+++ Texte cité +++

Après des décennies de stagnation, de corruption et de dépendance meurtrière aux États-Unis, Andres Manuel Lopez Obrador apparaît à beaucoup de gens ordinaires et d’intellectuels comme la dernière chance du Mexique.
Toute l’Amérique du Nord vient d’apprendre deux choses importantes : Le président américain Donald Trump n’assistera pas à l’investiture du président mexicain de gauche Andres Manuel Lopez Obrador (AMLO). Et, oui, malgré toutes les tensions et les désaccords, le nouvel accord qui doit remplacer l’ALENA a été conclu. Il s’appelle l’USMCA - l’Accord États-Unis-Mexique - Canada.
Paradoxalement, si Obrador devait remplir ne serait-ce que la moitié de ses promesses électorales, il y aurait inévitablement un affrontement entre le Mexique d’une part et les États-Unis et le Canada de l’autre. Les États-Unis absorbent environ 80 % des exportations mexicaines. Un bon nombre d’intellectuels mexicains pensent que leur pays n’était, jusqu’à présent, rien de plus qu’une colonie de leur ’grand frère’ du Nord. Les sociétés minières canadiennes exploitent sans ménagement les ressources naturelles du Mexique et, avec l’aide de politiciens et paramilitaires locaux, elles martyrisent les peuples autochtones qui sont presque sans défense.

+++ Données fournies +++

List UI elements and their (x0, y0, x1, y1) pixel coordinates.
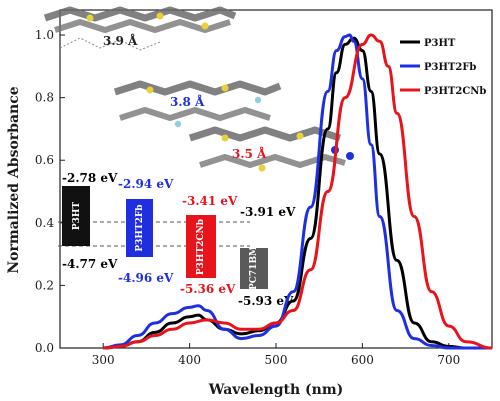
molecule-layer-p3ht2cnb (188, 126, 354, 172)
stacking-label-p3ht2cnb: 3.5 Å (232, 146, 267, 161)
series-line-p3ht2fb (103, 33, 492, 350)
energy-box-label-p3ht: P3HT (72, 202, 82, 231)
energy-level-diagram: P3HT P3HT2Fb P3HT2CNb PC71BM -2.78 eV -4… (58, 171, 296, 308)
legend-label-p3ht2fb: P3HT2Fb (424, 62, 476, 73)
homo-label-p3ht2fb: -4.96 eV (118, 271, 174, 285)
energy-box-pc71bm (240, 248, 268, 289)
lumo-label-p3ht2fb: -2.94 eV (118, 177, 174, 191)
homo-label-p3ht2cnb: -5.36 eV (180, 282, 236, 296)
lumo-label-p3ht2cnb: -3.41 eV (182, 194, 238, 208)
legend: P3HT P3HT2Fb P3HT2CNb (400, 38, 486, 97)
series-line-p3ht (103, 36, 492, 350)
lumo-label-p3ht: -2.78 eV (62, 171, 118, 185)
x-tick-label: 600 (351, 353, 374, 367)
energy-box-p3ht2fb (126, 199, 153, 257)
legend-label-p3ht2cnb: P3HT2CNb (424, 86, 486, 97)
lumo-label-pc71bm: -3.91 eV (240, 205, 296, 219)
energy-box-p3ht (62, 186, 90, 246)
molecule-stack-illustration (43, 6, 354, 172)
energy-box-label-p3ht2fb: P3HT2Fb (135, 204, 145, 251)
energy-box-p3ht2cnb (186, 215, 216, 278)
y-tick-label: 0.6 (35, 153, 54, 167)
x-tick-label: 400 (178, 353, 201, 367)
series-lines (103, 33, 493, 350)
x-tick-label: 700 (437, 353, 460, 367)
stacking-label-p3ht: 3.9 Å (103, 33, 138, 48)
homo-label-p3ht: -4.77 eV (62, 257, 118, 271)
y-tick-label: 0.4 (35, 216, 54, 230)
homo-label-pc71bm: -5.93 eV (238, 294, 294, 308)
y-tick-label: 0.2 (35, 278, 54, 292)
energy-box-label-p3ht2cnb: P3HT2CNb (196, 219, 206, 275)
x-ticks: 300 400 500 600 700 (92, 343, 460, 367)
x-tick-label: 300 (92, 353, 115, 367)
molecule-layer-p3ht (43, 6, 237, 51)
series-line-p3ht2cnb (103, 33, 493, 350)
y-tick-label: 1.0 (35, 28, 54, 42)
x-tick-label: 500 (265, 353, 288, 367)
legend-label-p3ht: P3HT (424, 38, 456, 49)
molecule-layer-p3ht2fb (113, 80, 282, 128)
energy-box-label-pc71bm: PC71BM (249, 246, 259, 290)
y-tick-label: 0.0 (35, 341, 54, 355)
y-axis-label: Normalized Absorbance (6, 86, 22, 273)
y-tick-label: 0.8 (35, 91, 54, 105)
x-axis-label: Wavelength (nm) (208, 382, 344, 398)
stacking-label-p3ht2fb: 3.8 Å (170, 94, 205, 109)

+++

• Tâche demandée 1: Relevez tous les pays nommés dans le texte cité.
• Tâche demandée 2: Recopiez mot pour mot, dans le texte cité, le passage allant de « Après des décennies » jusqu'à « États-Unis-Mexique - Canada. ».
• Tâche demandée 3: Traduisez en anglais la phrase suivante du texte cité : « Les États-Unis absorbent environ 80 % des exportations mexicaines. »

• Résultat attendu 1: Mexique, États-Unis, Canada

• Résultat attendu 2:
Après des décennies de stagnation, de corruption et de dépendance meurtrière aux États-Unis, Andres Manuel Lopez Obrador apparaît à beaucoup de gens ordinaires et d’intellectuels comme la dernière chance du Mexique.
Toute l’Amérique du Nord vient d’apprendre deux choses importantes : Le président américain Donald Trump n’assistera pas à l’investiture du président mexicain de gauche Andres Manuel Lopez Obrador (AMLO). Et, oui, malgré toutes les tensions et les désaccords, le nouvel accord qui doit remplacer l’ALENA a été conclu. Il s’appelle l’USMCA - l’Accord États-Unis-Mexique - Canada.

• Résultat attendu 3: The United States absorbs about 80% of Mexican exports.